### Given exercise
From the material below, list every line containing "domově".

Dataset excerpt
————

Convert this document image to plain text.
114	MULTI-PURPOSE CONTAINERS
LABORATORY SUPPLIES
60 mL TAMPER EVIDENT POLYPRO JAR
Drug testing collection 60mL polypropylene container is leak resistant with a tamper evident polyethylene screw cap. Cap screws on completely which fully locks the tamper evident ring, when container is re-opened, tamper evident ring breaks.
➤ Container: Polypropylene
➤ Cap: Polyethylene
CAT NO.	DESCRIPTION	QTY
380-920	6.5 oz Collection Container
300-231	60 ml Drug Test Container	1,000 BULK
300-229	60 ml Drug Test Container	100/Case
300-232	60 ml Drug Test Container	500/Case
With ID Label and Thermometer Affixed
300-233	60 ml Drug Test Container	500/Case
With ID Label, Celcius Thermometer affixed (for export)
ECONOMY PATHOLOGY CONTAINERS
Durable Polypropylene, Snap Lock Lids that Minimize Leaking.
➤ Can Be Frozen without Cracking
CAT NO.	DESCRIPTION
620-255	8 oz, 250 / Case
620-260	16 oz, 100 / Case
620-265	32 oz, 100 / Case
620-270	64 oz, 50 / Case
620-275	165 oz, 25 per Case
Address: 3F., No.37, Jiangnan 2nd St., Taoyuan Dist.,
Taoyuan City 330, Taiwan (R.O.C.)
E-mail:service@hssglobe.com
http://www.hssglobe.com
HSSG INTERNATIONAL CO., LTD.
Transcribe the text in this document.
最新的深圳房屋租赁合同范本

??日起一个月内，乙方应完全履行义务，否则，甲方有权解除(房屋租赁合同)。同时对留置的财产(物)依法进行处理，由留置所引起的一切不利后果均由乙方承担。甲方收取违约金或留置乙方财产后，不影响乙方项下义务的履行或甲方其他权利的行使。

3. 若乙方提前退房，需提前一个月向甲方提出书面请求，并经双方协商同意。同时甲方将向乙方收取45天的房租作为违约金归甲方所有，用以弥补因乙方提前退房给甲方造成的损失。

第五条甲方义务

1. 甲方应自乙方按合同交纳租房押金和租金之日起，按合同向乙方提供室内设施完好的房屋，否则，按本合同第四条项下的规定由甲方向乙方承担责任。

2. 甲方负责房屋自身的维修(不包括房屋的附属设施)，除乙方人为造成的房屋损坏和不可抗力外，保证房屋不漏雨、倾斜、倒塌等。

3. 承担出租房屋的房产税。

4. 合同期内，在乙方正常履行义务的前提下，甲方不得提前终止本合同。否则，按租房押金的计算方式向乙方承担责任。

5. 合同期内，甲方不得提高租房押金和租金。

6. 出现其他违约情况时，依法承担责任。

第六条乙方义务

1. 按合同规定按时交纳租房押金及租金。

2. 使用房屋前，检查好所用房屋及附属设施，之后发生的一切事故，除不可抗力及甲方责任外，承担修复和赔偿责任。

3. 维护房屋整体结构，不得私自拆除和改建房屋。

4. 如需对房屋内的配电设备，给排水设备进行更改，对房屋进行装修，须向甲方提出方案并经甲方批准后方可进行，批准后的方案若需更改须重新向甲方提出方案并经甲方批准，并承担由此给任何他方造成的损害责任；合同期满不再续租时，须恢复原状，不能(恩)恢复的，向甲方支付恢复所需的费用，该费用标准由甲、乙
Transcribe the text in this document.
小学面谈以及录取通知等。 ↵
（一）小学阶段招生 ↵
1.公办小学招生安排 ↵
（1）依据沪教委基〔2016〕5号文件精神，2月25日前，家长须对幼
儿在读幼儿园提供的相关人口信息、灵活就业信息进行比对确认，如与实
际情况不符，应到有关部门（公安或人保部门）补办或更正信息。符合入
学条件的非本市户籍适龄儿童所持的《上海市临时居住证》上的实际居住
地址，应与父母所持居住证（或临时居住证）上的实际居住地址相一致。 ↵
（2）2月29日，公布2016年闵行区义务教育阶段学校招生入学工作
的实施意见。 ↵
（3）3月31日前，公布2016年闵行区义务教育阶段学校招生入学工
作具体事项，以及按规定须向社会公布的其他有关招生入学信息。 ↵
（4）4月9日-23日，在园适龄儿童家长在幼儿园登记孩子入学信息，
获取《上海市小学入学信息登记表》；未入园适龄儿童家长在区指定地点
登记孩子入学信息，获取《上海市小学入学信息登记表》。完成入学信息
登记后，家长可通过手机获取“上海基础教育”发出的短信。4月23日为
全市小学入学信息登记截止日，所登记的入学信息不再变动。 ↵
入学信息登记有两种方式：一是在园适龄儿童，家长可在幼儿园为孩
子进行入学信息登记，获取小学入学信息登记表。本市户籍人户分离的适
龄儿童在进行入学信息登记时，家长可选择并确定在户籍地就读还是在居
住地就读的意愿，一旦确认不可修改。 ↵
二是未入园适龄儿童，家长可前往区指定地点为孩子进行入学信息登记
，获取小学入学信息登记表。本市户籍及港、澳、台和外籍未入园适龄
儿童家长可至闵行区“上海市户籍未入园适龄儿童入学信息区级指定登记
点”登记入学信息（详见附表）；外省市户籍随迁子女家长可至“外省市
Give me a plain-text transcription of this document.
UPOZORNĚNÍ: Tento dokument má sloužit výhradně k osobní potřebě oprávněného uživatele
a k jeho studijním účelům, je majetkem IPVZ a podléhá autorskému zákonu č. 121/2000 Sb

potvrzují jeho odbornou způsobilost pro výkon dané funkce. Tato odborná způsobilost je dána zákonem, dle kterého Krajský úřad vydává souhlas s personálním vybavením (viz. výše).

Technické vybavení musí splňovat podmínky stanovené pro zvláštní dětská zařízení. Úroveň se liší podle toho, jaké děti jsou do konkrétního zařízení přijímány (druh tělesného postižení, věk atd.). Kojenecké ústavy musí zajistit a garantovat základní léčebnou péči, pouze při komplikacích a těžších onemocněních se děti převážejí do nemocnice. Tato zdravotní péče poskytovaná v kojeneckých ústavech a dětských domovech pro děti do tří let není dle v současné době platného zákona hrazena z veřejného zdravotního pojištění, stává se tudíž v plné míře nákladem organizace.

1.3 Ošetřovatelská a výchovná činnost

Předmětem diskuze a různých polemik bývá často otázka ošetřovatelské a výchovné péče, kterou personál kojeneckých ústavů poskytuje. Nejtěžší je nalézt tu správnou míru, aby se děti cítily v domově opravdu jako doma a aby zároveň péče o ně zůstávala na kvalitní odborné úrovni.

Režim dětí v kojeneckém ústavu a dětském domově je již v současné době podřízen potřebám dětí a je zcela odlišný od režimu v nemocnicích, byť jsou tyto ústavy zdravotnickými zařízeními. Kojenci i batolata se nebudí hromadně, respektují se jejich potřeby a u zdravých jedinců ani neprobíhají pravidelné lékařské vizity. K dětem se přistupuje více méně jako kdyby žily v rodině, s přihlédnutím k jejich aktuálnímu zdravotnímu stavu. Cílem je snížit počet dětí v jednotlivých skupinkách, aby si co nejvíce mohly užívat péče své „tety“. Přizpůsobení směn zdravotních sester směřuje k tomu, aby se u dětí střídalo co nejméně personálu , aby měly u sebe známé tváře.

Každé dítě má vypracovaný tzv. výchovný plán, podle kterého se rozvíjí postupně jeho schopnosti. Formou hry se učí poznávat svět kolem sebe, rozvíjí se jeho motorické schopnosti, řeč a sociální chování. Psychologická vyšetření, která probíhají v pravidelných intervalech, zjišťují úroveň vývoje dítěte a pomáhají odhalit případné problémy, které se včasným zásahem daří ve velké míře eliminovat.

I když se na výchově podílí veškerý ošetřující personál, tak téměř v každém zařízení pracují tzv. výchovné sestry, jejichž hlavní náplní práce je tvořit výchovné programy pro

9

————

### In response
Předmětem diskuze a různých polemik bývá často otázka ošetřovatelské a výchovné péče, kterou personál kojeneckých ústavů poskytuje. Nejtěžší je nalézt tu správnou míru, aby se děti cítily v domově opravdu jako doma a aby zároveň péče o ně zůstávala na kvalitní odborné úrovni.
Režim dětí v kojeneckém ústavu a dětském domově je již v současné době podřízen potřebám dětí a je zcela odlišný od režimu v nemocnicích, byť jsou tyto ústavy zdravotnickými zařízeními. Kojenci i batolata se nebudí hromadně, respektují se jejich potřeby a u zdravých jedinců ani neprobíhají pravidelné lékařské vizity. K dětem se přistupuje více méně jako kdyby žily v rodině, s přihlédnutím k jejich aktuálnímu zdravotnímu stavu. Cílem je snížit počet dětí v jednotlivých skupinkách, aby si co nejvíce mohly užívat péče své „tety“. Přizpůsobení směn zdravotních sester směřuje k tomu, aby se u dětí střídalo co nejméně personálu , aby měly u sebe známé tváře.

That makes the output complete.